• [DATA EXTRACT]
□ □ □ □

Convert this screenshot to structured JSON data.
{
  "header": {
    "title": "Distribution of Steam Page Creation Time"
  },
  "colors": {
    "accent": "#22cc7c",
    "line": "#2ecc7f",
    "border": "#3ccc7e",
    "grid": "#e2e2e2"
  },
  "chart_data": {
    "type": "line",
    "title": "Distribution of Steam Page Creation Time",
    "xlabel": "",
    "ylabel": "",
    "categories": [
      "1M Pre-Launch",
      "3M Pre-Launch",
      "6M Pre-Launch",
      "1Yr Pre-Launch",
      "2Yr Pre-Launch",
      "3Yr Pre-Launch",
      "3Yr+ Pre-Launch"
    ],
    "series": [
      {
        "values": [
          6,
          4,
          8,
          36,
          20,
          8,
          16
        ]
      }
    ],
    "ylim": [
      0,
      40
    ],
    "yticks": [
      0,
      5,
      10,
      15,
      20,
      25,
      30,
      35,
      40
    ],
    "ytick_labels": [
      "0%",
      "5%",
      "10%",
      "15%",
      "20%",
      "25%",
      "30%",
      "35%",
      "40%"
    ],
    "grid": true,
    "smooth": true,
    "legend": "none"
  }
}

□ □ □ □

• [WHAT IS ASKED]
Repeat every entry exactly as written above.

• [SOLUTION TO THE PROBLEM]
Convert this screenshot to structured JSON data.
{
  "header": {
    "title": "Distribution of Steam Page Creation Time"
  },
  "colors": {
    "accent": "#22cc7c",
    "line": "#2ecc7f",
    "border": "#3ccc7e",
    "grid": "#e2e2e2"
  },
  "chart_data": {
    "type": "line",
    "title": "Distribution of Steam Page Creation Time",
    "xlabel": "",
    "ylabel": "",
    "categories": [
      "1M Pre-Launch",
      "3M Pre-Launch",
      "6M Pre-Launch",
      "1Yr Pre-Launch",
      "2Yr Pre-Launch",
      "3Yr Pre-Launch",
      "3Yr+ Pre-Launch"
    ],
    "series": [
      {
        "values": [
          6,
          4,
          8,
          36,
          20,
          8,
          16
        ]
      }
    ],
    "ylim": [
      0,
      40
    ],
    "yticks": [
      0,
      5,
      10,
      15,
      20,
      25,
      30,
      35,
      40
    ],
    "ytick_labels": [
      "0%",
      "5%",
      "10%",
      "15%",
      "20%",
      "25%",
      "30%",
      "35%",
      "40%"
    ],
    "grid": true,
    "smooth": true,
    "legend": "none"
  }
}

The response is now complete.